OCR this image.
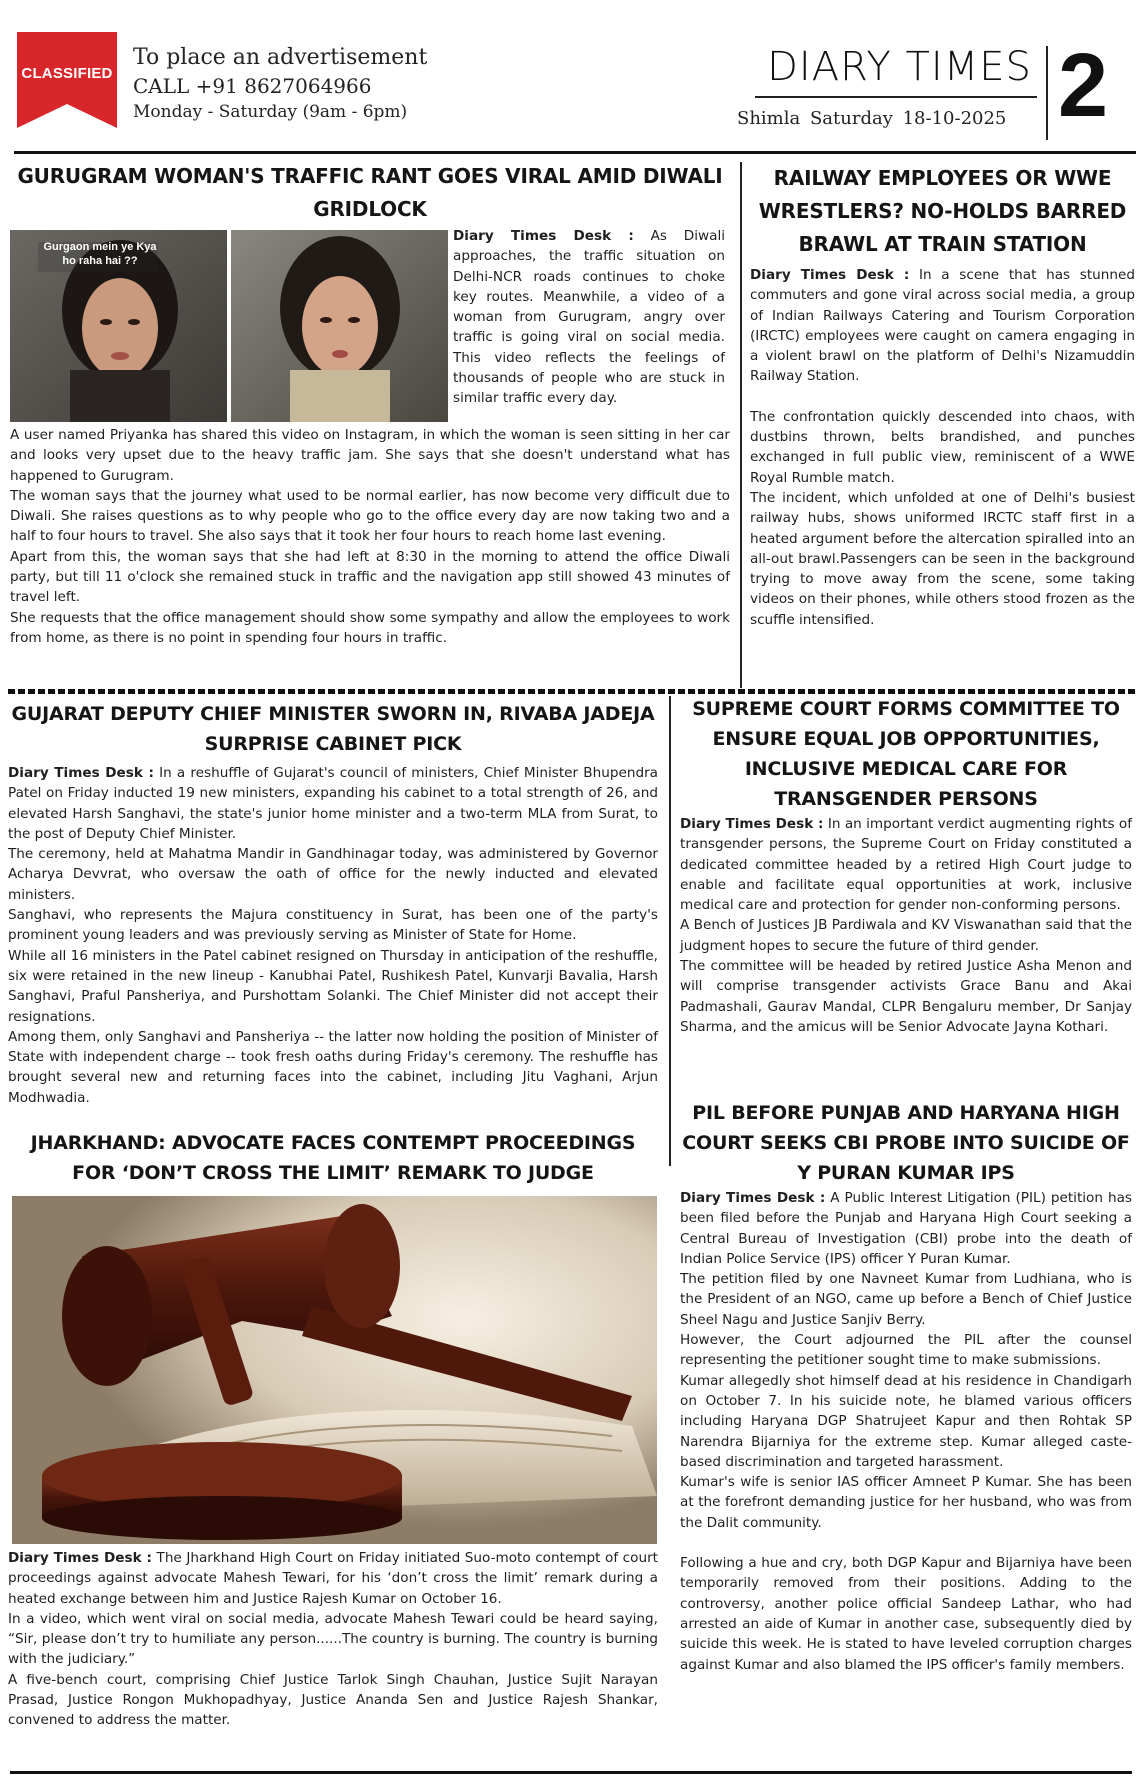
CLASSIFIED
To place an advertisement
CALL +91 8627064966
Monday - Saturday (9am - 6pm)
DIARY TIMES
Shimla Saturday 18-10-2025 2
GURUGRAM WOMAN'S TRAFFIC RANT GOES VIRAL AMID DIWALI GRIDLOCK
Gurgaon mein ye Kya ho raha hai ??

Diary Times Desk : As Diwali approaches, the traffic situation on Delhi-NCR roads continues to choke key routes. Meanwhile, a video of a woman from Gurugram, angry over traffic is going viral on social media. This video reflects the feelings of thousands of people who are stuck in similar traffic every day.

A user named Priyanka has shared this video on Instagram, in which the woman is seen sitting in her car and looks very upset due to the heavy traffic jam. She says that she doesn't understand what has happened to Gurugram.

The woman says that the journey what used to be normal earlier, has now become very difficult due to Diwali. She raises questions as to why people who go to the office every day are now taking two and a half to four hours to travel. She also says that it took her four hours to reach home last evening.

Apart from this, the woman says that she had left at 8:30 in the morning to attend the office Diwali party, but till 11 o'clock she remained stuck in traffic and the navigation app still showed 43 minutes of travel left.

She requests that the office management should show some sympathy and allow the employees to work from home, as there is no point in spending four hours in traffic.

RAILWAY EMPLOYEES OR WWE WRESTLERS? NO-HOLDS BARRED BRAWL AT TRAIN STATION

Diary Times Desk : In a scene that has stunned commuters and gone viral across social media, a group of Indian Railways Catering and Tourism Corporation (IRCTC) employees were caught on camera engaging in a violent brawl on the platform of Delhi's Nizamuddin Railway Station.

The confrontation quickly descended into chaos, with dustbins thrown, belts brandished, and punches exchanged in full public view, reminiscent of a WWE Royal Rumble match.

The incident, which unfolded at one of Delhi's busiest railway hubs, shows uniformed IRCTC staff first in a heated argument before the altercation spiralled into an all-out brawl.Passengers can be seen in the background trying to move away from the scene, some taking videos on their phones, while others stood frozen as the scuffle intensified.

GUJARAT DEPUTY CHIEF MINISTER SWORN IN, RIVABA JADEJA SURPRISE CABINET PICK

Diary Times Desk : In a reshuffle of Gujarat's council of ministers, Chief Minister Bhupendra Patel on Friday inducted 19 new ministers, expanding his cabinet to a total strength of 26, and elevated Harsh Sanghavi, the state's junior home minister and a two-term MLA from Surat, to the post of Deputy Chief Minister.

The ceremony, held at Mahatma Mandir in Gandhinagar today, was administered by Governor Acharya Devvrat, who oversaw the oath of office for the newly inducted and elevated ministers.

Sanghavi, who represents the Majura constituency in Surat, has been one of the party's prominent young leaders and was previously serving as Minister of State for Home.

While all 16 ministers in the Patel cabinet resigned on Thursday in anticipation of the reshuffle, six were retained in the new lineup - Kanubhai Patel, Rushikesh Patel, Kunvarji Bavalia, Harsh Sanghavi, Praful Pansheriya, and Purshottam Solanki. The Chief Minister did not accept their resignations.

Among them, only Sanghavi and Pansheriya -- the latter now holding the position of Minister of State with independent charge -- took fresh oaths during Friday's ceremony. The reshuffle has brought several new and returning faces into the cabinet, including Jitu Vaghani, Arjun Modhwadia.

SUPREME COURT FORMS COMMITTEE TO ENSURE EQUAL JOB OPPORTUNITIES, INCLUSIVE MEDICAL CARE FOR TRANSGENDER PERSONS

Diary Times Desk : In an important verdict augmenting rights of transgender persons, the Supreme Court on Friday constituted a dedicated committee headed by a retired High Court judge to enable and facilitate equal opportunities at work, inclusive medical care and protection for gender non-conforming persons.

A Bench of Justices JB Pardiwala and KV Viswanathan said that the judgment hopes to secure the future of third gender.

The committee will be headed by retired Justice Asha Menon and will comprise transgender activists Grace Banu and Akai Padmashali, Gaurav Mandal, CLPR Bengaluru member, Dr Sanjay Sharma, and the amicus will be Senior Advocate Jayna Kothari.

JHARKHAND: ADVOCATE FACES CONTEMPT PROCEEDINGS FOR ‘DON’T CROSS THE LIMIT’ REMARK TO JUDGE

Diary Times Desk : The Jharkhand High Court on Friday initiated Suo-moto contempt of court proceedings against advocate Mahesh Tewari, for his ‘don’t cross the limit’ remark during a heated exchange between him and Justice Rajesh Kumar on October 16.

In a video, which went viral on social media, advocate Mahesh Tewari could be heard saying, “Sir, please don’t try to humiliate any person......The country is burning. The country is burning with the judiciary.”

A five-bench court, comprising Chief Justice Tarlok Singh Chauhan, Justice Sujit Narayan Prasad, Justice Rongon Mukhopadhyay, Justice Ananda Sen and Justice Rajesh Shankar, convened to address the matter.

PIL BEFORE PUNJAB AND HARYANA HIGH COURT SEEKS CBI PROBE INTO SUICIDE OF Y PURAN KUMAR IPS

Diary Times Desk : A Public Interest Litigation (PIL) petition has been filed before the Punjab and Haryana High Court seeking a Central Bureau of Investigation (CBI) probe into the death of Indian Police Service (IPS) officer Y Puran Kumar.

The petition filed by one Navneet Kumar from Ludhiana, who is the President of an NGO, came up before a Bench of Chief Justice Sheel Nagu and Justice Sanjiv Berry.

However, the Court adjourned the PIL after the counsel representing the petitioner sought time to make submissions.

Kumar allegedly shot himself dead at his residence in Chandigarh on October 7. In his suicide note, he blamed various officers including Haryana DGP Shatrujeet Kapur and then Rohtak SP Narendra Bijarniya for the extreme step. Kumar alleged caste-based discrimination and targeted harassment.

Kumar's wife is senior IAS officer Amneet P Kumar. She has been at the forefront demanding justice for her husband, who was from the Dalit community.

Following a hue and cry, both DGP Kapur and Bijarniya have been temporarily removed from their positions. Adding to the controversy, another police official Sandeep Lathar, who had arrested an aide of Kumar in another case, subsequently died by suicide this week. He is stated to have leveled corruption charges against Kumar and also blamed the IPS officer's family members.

— Your goal —
Please copy out every line in the listing that has the string "work".

— Written reply —
She requests that the office management should show some sympathy and allow the employees to work from home, as there is no point in spending four hours in traffic.
Diary Times Desk : In an important verdict augmenting rights of transgender persons, the Supreme Court on Friday constituted a dedicated committee headed by a retired High Court judge to enable and facilitate equal opportunities at work, inclusive medical care and protection for gender non-conforming persons.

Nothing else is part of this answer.